-- Task material start --

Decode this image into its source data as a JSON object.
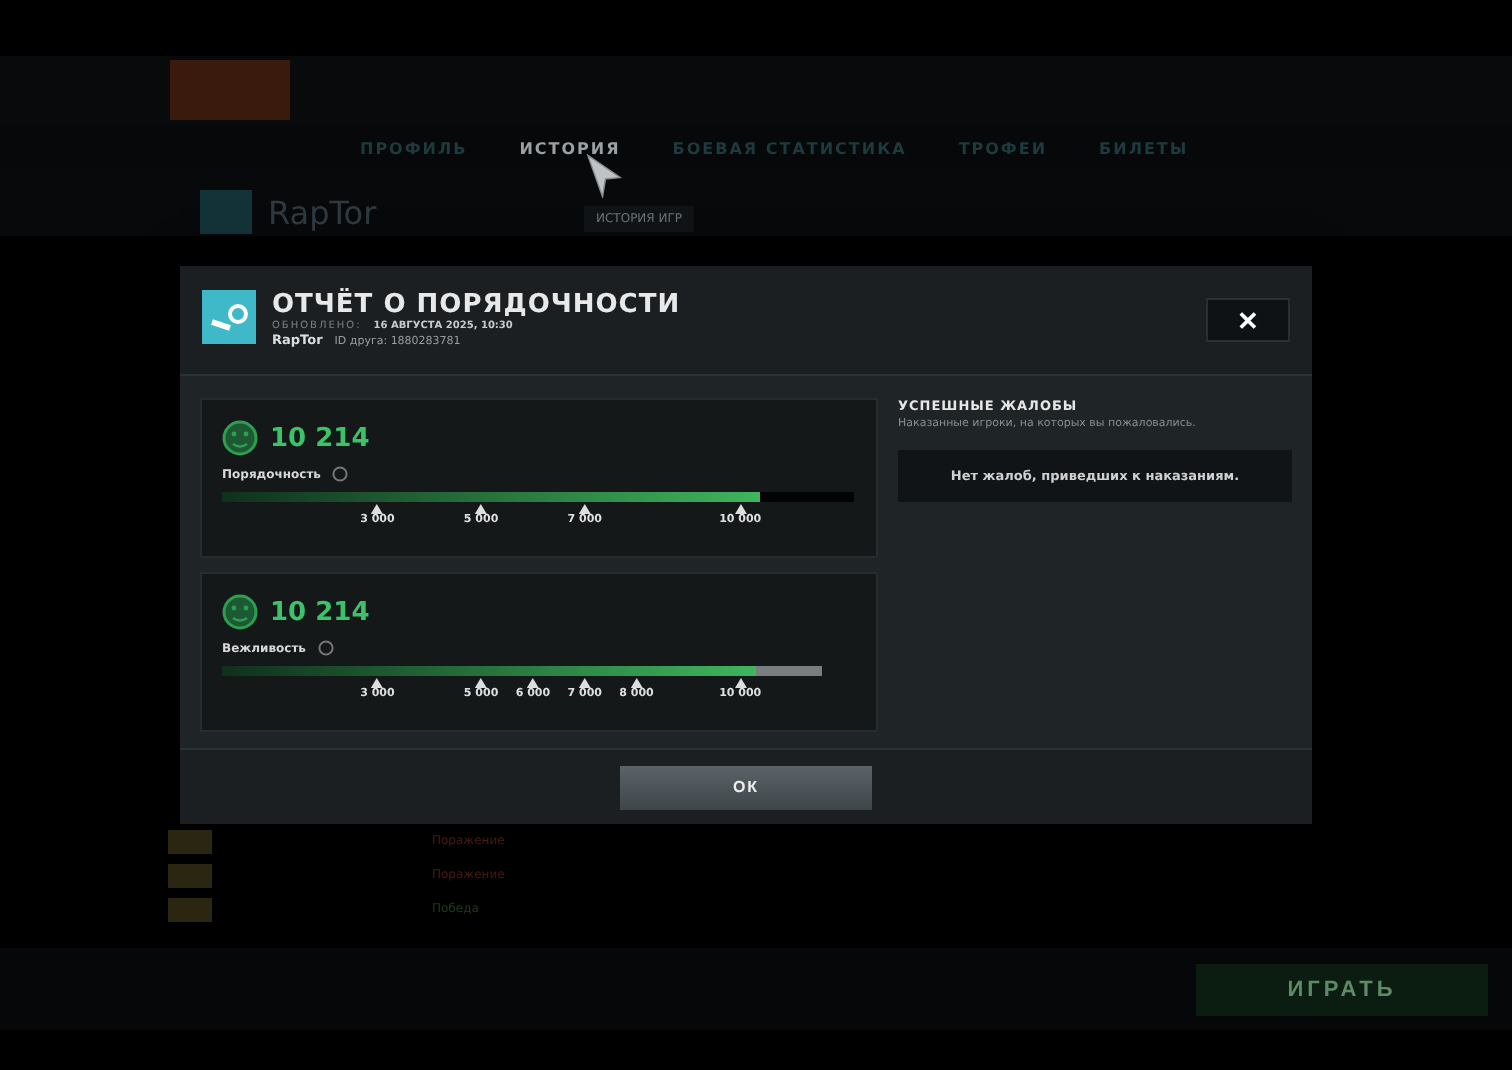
{
  "background": {
    "subnav": [
      {
        "label": "ПРОФИЛЬ",
        "selected": false
      },
      {
        "label": "ИСТОРИЯ",
        "selected": true
      },
      {
        "label": "БОЕВАЯ СТАТИСТИКА",
        "selected": false
      },
      {
        "label": "ТРОФЕИ",
        "selected": false
      },
      {
        "label": "БИЛЕТЫ",
        "selected": false
      }
    ],
    "player": "RapTor",
    "history_tab": "ИСТОРИЯ ИГР",
    "play_button": "ИГРАТЬ",
    "matches": [
      {
        "result": "Поражение",
        "win": false
      },
      {
        "result": "Поражение",
        "win": false
      },
      {
        "result": "Победа",
        "win": true
      }
    ]
  },
  "dialog": {
    "title": "ОТЧЁТ О ПОРЯДОЧНОСТИ",
    "updated_label": "ОБНОВЛЕНО:",
    "updated": "16 АВГУСТА 2025, 10:30",
    "player": "RapTor",
    "friend_id": "ID друга: 1880283781",
    "close": "✕",
    "meters": [
      {
        "score": "10 214",
        "label": "Порядочность",
        "kind": "dark",
        "level": 0.85,
        "ticks": [
          "3 000",
          "5 000",
          "7 000",
          "10 000"
        ]
      },
      {
        "score": "10 214",
        "label": "Вежливость",
        "kind": "grey",
        "level": 0.89,
        "ticks": [
          "3 000",
          "5 000",
          "6 000",
          "7 000",
          "8 000",
          "10 000"
        ]
      }
    ],
    "reports": {
      "title": "УСПЕШНЫЕ ЖАЛОБЫ",
      "subtitle": "Наказанные игроки, на которых вы пожаловались.",
      "empty": "Нет жалоб, приведших к наказаниям."
    },
    "ok": "ОК"
  }
}
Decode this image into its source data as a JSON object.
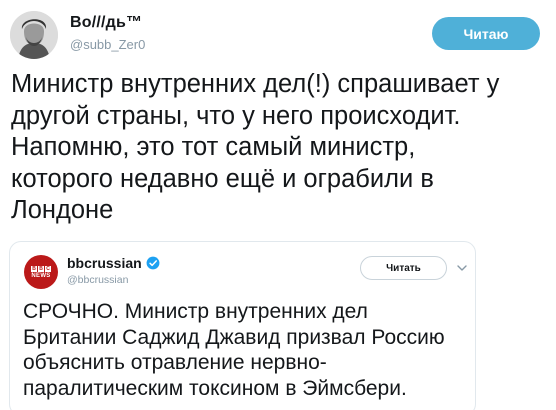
{
  "author": {
    "display_name": "Во///дь™",
    "username": "@subb_Zer0",
    "avatar_icon": "portrait-avatar"
  },
  "follow_button": {
    "label": "Читаю"
  },
  "tweet": {
    "text": "Министр внутренних дел(!) спрашивает у\nдругой страны, что у него происходит.\nНапомню, это тот самый министр,\nкоторого недавно ещё и ограбили в\nЛондоне"
  },
  "quoted": {
    "logo": {
      "blocks": [
        "B",
        "B",
        "C"
      ],
      "news": "NEWS",
      "color": "#bb1919"
    },
    "display_name": "bbcrussian",
    "verified": true,
    "handle": "@bbcrussian",
    "follow_label": "Читать",
    "menu_icon": "chevron-down-icon",
    "text": "СРОЧНО.  Министр внутренних дел\nБритании Саджид Джавид призвал Россию\nобъяснить отравление нервно-\nпаралитическим токсином в Эймсбери."
  },
  "colors": {
    "accent": "#4fb0d8",
    "verified": "#1da1f2",
    "secondary_text": "#8899a6",
    "border": "#e1e8ed"
  }
}
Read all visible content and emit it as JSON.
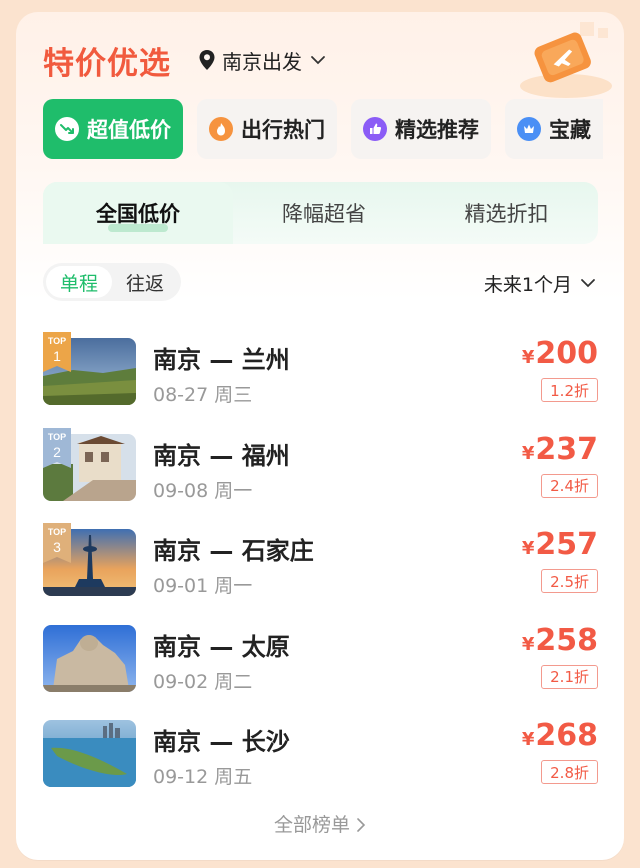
{
  "header": {
    "title": "特价优选",
    "origin": "南京出发"
  },
  "categories": [
    {
      "label": "超值低价",
      "icon": "trend-down-icon",
      "active": true
    },
    {
      "label": "出行热门",
      "icon": "fire-icon",
      "active": false
    },
    {
      "label": "精选推荐",
      "icon": "thumbs-up-icon",
      "active": false
    },
    {
      "label": "宝藏",
      "icon": "crown-icon",
      "active": false
    }
  ],
  "tabs": [
    "全国低价",
    "降幅超省",
    "精选折扣"
  ],
  "trip_types": [
    "单程",
    "往返"
  ],
  "period": "未来1个月",
  "routes": [
    {
      "rank_label": "TOP",
      "rank": "1",
      "route": "南京 — 兰州",
      "date": "08-27 周三",
      "currency": "¥",
      "price": "200",
      "discount": "1.2折"
    },
    {
      "rank_label": "TOP",
      "rank": "2",
      "route": "南京 — 福州",
      "date": "09-08 周一",
      "currency": "¥",
      "price": "237",
      "discount": "2.4折"
    },
    {
      "rank_label": "TOP",
      "rank": "3",
      "route": "南京 — 石家庄",
      "date": "09-01 周一",
      "currency": "¥",
      "price": "257",
      "discount": "2.5折"
    },
    {
      "route": "南京 — 太原",
      "date": "09-02 周二",
      "currency": "¥",
      "price": "258",
      "discount": "2.1折"
    },
    {
      "route": "南京 — 长沙",
      "date": "09-12 周五",
      "currency": "¥",
      "price": "268",
      "discount": "2.8折"
    }
  ],
  "footer": {
    "all_label": "全部榜单"
  },
  "colors": {
    "accent": "#1fbd6b",
    "price": "#f25a45",
    "title": "#f15a3e"
  }
}
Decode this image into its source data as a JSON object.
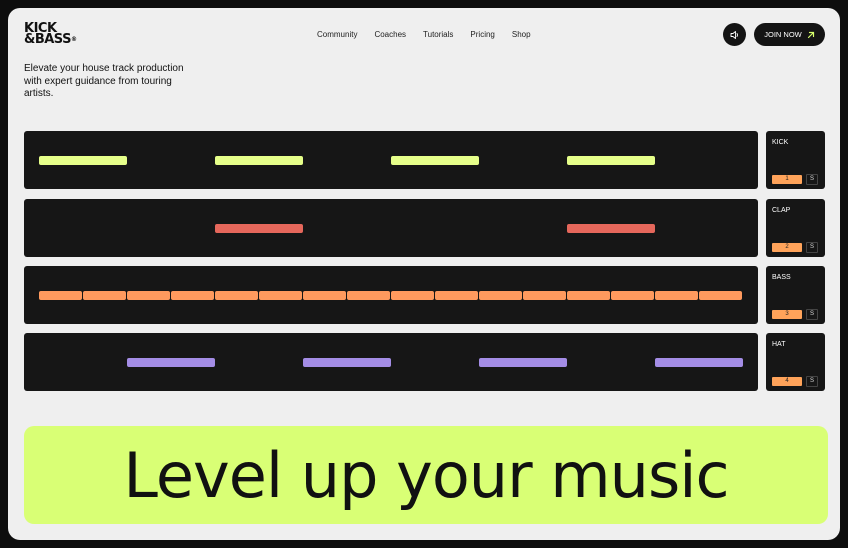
{
  "brand": {
    "line1": "KICK",
    "line2": "&BASS",
    "mark": "®"
  },
  "nav": [
    "Community",
    "Coaches",
    "Tutorials",
    "Pricing",
    "Shop"
  ],
  "header": {
    "join_label": "JOIN NOW",
    "sound_icon": "speaker-icon",
    "join_icon": "arrow-up-right-icon"
  },
  "hero": {
    "tagline": "Elevate your house track production with expert guidance from touring artists."
  },
  "tracks": [
    {
      "name": "KICK",
      "number": "1",
      "solo": "S",
      "color": "#e6ff8a",
      "steps": [
        0,
        4,
        8,
        12
      ]
    },
    {
      "name": "CLAP",
      "number": "2",
      "solo": "S",
      "color": "#e5675b",
      "steps": [
        4,
        12
      ]
    },
    {
      "name": "BASS",
      "number": "3",
      "solo": "S",
      "color": "#ff9a5e",
      "steps": [
        0,
        1,
        2,
        3,
        4,
        5,
        6,
        7,
        8,
        9,
        10,
        11,
        12,
        13,
        14,
        15
      ]
    },
    {
      "name": "HAT",
      "number": "4",
      "solo": "S",
      "color": "#a48de6",
      "steps": [
        2,
        6,
        10,
        14
      ]
    }
  ],
  "cta": {
    "text": "Level up your music"
  },
  "colors": {
    "accent": "#d9ff75",
    "dark": "#161616"
  }
}
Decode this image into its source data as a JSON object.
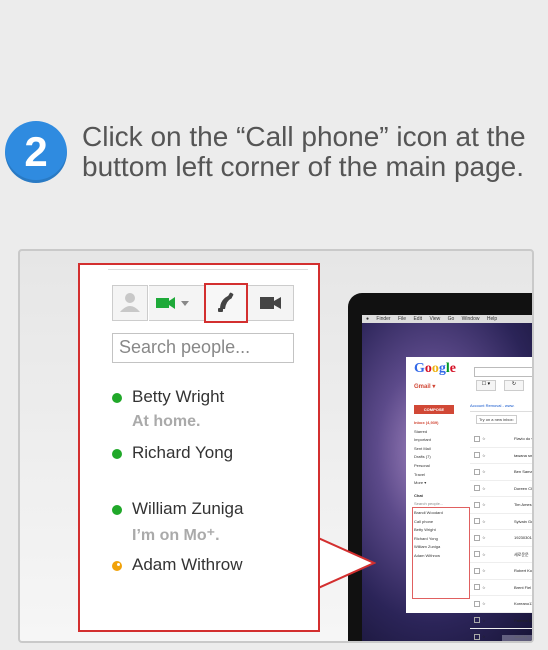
{
  "step": {
    "number": "2",
    "instruction": "Click on the “Call phone” icon at the buttom left corner of the main page."
  },
  "panel": {
    "search_placeholder": "Search people...",
    "contacts": [
      {
        "name": "Betty Wright",
        "status": "At home.",
        "presence": "online"
      },
      {
        "name": "Richard Yong",
        "status": "",
        "presence": "online"
      },
      {
        "name": "William Zuniga",
        "status": "I’m on Mo⁺.",
        "presence": "online"
      },
      {
        "name": "Adam Withrow",
        "status": "",
        "presence": "idle"
      }
    ],
    "icons": [
      "avatar-placeholder-icon",
      "video-call-icon",
      "call-phone-icon",
      "camera-icon"
    ]
  },
  "mini_screenshot": {
    "menubar": [
      "Finder",
      "File",
      "Edit",
      "View",
      "Go",
      "Window",
      "Help"
    ],
    "gmail_label": "Gmail ▾",
    "compose": "COMPOSE",
    "nav": [
      "Inbox (4,939)",
      "Starred",
      "Important",
      "Sent Mail",
      "Drafts (7)",
      "Personal",
      "Travel",
      "More ▾"
    ],
    "chat_items": [
      "Chat",
      "Search people...",
      "Brandi Woodard",
      "Call phone",
      "Betty Wright",
      "Richard Yong",
      "William Zuniga",
      "Adam Withrow"
    ],
    "header_link": "Account Removal - www.",
    "try_inbox": "Try on a new inbox:",
    "rows": [
      "Flavio do v",
      "tawana smi",
      "Ben Samano",
      "Doreen Chi",
      "Tim Ames",
      "Sylvain Gec",
      "1923030182",
      "세로운문",
      "Robert Kohl",
      "Brent Fiel",
      "Koreano11",
      "Fatema Bh",
      "Joruf Is"
    ]
  },
  "colors": {
    "badge": "#2f8be0",
    "highlight": "#d32f2f",
    "online": "#20a829",
    "idle": "#f1a20a"
  }
}
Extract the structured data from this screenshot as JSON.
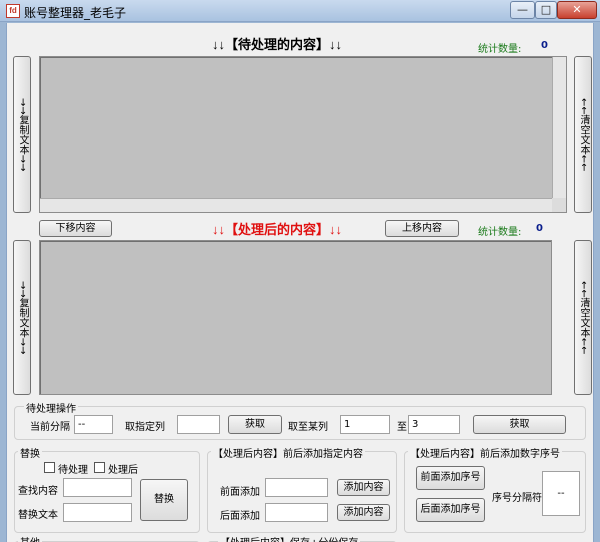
{
  "window": {
    "title": "账号整理器_老毛子",
    "app_icon_text": "fd",
    "minimize": "—",
    "maximize": "□",
    "close": "✕"
  },
  "top": {
    "heading": "↓↓【待处理的内容】↓↓",
    "stat_label": "统计数量:",
    "stat_value": "0",
    "left_button": "→→复制文本→→",
    "right_button": "←←清空文本←←"
  },
  "bottom": {
    "move_down": "下移内容",
    "heading": "↓↓【处理后的内容】↓↓",
    "move_up": "上移内容",
    "stat_label": "统计数量:",
    "stat_value": "0",
    "left_button": "→→复制文本→→",
    "right_button": "←←清空文本←←"
  },
  "pending_ops": {
    "title": "待处理操作",
    "current_sep_label": "当前分隔",
    "current_sep_value": "--",
    "fetch_col_label": "取指定列",
    "fetch_col_value": "",
    "fetch_button": "获取",
    "range_label": "取至某列",
    "range_from": "1",
    "range_to_label": "至",
    "range_to": "3",
    "range_button": "获取"
  },
  "replace": {
    "title": "替换",
    "cb_pending": "待处理",
    "cb_processed": "处理后",
    "find_label": "查找内容",
    "find_value": "",
    "replace_label": "替换文本",
    "replace_value": "",
    "button": "替换"
  },
  "add_content": {
    "title": "【处理后内容】前后添加指定内容",
    "front_label": "前面添加",
    "front_value": "",
    "front_button": "添加内容",
    "back_label": "后面添加",
    "back_value": "",
    "back_button": "添加内容"
  },
  "add_seq": {
    "title": "【处理后内容】前后添加数字序号",
    "front_button": "前面添加序号",
    "back_button": "后面添加序号",
    "sep_label": "序号分隔符",
    "sep_value": "--"
  },
  "bottom_groups": {
    "other_title": "其他",
    "save_title": "【处理后内容】保存+分份保存"
  },
  "colors": {
    "heading_top": "#000000",
    "heading_bottom": "#e01010",
    "stat_label": "#1a7a1a",
    "stat_value": "#0a1e8c",
    "textarea_bg": "#c0c0c0"
  }
}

-- Task material end --

## Exercise objective
Leave out each picture and extract the lines from the one containing "Extract the structured" through the end of the records above, inclusive, exactly as they stand.

## Task result
Extract the structured data from this screenshot as JSON.
{
  "window": {
    "title": "账号整理器_老毛子",
    "app_icon_text": "fd",
    "minimize": "—",
    "maximize": "□",
    "close": "✕"
  },
  "top": {
    "heading": "↓↓【待处理的内容】↓↓",
    "stat_label": "统计数量:",
    "stat_value": "0",
    "left_button": "→→复制文本→→",
    "right_button": "←←清空文本←←"
  },
  "bottom": {
    "move_down": "下移内容",
    "heading": "↓↓【处理后的内容】↓↓",
    "move_up": "上移内容",
    "stat_label": "统计数量:",
    "stat_value": "0",
    "left_button": "→→复制文本→→",
    "right_button": "←←清空文本←←"
  },
  "pending_ops": {
    "title": "待处理操作",
    "current_sep_label": "当前分隔",
    "current_sep_value": "--",
    "fetch_col_label": "取指定列",
    "fetch_col_value": "",
    "fetch_button": "获取",
    "range_label": "取至某列",
    "range_from": "1",
    "range_to_label": "至",
    "range_to": "3",
    "range_button": "获取"
  },
  "replace": {
    "title": "替换",
    "cb_pending": "待处理",
    "cb_processed": "处理后",
    "find_label": "查找内容",
    "find_value": "",
    "replace_label": "替换文本",
    "replace_value": "",
    "button": "替换"
  },
  "add_content": {
    "title": "【处理后内容】前后添加指定内容",
    "front_label": "前面添加",
    "front_value": "",
    "front_button": "添加内容",
    "back_label": "后面添加",
    "back_value": "",
    "back_button": "添加内容"
  },
  "add_seq": {
    "title": "【处理后内容】前后添加数字序号",
    "front_button": "前面添加序号",
    "back_button": "后面添加序号",
    "sep_label": "序号分隔符",
    "sep_value": "--"
  },
  "bottom_groups": {
    "other_title": "其他",
    "save_title": "【处理后内容】保存+分份保存"
  },
  "colors": {
    "heading_top": "#000000",
    "heading_bottom": "#e01010",
    "stat_label": "#1a7a1a",
    "stat_value": "#0a1e8c",
    "textarea_bg": "#c0c0c0"
  }
}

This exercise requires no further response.